-- Start Record list --

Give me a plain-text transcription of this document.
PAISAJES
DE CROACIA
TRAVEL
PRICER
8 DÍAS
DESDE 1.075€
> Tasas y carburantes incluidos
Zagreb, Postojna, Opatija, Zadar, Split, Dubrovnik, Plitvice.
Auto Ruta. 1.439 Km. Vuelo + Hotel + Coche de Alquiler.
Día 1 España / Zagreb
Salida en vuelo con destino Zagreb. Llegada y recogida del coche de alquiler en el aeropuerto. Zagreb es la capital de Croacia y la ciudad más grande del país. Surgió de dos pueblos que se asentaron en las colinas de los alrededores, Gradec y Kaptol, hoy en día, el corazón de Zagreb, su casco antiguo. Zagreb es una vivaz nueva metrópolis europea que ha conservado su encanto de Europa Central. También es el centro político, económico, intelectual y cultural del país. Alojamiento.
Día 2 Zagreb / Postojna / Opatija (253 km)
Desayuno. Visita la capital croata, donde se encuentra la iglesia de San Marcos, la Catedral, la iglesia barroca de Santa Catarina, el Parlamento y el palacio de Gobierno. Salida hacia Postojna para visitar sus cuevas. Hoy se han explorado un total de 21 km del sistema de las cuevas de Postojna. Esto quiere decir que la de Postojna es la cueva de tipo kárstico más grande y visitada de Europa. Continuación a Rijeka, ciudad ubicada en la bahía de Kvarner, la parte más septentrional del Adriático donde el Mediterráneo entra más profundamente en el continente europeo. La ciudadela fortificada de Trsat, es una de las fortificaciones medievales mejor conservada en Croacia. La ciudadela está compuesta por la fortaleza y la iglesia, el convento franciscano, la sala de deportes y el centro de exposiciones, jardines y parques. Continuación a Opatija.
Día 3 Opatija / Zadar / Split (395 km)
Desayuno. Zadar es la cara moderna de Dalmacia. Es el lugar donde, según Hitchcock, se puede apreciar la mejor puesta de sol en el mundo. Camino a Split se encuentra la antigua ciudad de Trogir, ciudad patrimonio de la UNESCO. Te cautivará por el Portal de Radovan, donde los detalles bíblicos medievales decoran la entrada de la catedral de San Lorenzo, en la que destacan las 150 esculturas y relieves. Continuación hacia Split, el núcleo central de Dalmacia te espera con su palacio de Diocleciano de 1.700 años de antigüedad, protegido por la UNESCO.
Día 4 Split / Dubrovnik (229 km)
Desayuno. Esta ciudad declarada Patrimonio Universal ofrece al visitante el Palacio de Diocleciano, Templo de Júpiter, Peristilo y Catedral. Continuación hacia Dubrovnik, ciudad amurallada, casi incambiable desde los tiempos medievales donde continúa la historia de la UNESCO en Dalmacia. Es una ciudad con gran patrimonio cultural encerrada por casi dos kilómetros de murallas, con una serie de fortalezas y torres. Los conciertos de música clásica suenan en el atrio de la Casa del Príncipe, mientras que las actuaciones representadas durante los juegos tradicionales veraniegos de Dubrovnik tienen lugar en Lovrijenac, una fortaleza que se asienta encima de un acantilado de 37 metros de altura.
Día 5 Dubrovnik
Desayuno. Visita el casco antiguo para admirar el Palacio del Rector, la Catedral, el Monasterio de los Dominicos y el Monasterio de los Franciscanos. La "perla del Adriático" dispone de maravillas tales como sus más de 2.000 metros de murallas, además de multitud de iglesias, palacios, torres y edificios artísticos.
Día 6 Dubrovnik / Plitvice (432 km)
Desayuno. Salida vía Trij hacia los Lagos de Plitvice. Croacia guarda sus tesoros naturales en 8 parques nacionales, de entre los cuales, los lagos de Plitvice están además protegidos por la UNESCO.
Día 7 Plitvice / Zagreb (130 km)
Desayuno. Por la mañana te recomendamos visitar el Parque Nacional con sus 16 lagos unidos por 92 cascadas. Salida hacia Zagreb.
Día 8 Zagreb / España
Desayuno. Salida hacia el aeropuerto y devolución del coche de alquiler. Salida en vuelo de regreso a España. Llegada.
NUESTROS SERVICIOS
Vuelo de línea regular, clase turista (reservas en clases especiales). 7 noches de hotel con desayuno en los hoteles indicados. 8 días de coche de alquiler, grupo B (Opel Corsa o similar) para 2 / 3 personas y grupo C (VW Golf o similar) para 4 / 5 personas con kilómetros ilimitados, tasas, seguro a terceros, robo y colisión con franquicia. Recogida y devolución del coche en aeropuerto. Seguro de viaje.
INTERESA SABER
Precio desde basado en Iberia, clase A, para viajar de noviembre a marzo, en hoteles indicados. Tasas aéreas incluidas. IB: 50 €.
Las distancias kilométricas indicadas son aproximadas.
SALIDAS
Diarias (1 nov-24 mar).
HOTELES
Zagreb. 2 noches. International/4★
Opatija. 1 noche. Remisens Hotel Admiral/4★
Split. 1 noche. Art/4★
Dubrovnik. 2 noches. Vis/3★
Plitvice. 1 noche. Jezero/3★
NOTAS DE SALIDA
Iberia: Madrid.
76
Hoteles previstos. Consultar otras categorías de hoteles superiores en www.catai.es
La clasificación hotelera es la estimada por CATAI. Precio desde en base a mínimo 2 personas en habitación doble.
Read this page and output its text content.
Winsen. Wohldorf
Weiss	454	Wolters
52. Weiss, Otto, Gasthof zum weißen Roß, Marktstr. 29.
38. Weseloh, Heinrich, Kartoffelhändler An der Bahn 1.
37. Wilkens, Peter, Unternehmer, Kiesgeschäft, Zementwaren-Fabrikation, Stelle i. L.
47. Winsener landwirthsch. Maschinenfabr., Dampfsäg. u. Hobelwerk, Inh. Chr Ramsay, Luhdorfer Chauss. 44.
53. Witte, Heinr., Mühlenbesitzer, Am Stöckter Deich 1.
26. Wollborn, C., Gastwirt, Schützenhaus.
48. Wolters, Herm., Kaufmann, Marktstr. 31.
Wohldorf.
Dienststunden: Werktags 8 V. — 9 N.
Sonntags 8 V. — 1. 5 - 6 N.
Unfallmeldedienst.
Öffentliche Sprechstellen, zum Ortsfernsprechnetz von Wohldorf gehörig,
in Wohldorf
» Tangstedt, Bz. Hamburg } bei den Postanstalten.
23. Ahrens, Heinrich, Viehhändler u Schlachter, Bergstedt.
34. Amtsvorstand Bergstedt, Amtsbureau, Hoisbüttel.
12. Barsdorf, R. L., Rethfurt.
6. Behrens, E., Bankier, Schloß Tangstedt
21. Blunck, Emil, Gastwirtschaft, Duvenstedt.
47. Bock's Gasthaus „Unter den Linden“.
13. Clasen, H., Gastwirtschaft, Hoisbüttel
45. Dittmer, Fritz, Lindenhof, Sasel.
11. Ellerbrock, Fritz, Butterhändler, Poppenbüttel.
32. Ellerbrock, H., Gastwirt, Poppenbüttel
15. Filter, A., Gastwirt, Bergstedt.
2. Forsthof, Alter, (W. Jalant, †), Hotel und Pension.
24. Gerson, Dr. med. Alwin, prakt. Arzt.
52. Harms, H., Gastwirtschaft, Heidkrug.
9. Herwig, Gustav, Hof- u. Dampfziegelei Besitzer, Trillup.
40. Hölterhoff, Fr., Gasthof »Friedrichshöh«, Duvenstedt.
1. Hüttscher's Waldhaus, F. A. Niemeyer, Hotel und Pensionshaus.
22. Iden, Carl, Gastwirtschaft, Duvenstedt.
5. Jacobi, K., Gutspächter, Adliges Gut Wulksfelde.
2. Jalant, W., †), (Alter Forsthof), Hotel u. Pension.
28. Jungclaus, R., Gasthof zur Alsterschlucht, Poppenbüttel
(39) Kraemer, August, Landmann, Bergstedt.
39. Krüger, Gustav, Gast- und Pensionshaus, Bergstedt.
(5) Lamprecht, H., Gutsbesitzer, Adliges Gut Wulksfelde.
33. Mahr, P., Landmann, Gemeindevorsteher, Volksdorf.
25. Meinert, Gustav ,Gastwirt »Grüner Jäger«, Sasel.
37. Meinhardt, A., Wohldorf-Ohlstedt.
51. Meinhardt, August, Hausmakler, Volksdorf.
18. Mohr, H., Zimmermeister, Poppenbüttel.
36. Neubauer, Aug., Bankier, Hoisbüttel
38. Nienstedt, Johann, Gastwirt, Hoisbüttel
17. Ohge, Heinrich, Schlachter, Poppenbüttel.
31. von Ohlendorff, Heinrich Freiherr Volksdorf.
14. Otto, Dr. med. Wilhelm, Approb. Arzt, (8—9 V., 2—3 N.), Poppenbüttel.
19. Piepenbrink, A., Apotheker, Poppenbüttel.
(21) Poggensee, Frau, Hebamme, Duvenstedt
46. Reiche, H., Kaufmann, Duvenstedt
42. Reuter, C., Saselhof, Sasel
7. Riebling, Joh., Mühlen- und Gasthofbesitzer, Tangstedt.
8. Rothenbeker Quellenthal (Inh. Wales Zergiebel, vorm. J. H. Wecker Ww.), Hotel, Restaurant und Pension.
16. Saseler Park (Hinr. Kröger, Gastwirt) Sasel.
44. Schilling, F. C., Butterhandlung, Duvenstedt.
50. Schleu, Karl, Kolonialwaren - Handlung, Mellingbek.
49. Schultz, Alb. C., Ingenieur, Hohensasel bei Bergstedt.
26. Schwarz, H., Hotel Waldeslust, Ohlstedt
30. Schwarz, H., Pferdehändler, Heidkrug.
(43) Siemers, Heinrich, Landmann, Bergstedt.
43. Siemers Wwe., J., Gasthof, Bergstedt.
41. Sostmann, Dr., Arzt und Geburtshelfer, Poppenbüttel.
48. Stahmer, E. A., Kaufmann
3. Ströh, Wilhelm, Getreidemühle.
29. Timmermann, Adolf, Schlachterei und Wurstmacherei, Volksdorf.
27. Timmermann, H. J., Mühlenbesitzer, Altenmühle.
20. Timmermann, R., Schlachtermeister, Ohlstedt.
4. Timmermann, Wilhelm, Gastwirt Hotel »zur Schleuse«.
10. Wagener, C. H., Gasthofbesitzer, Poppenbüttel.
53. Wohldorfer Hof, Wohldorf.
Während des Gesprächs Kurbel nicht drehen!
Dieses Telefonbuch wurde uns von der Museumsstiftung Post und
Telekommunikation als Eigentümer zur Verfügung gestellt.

-- End Record list --

=== What to produce ===
In the entries above, find lines with "Landmann" and copy each.

=== Solution to the exercise ===
(39) Kraemer, August, Landmann, Bergstedt.
33. Mahr, P., Landmann, Gemeindevorsteher, Volksdorf.
(43) Siemers, Heinrich, Landmann, Bergstedt.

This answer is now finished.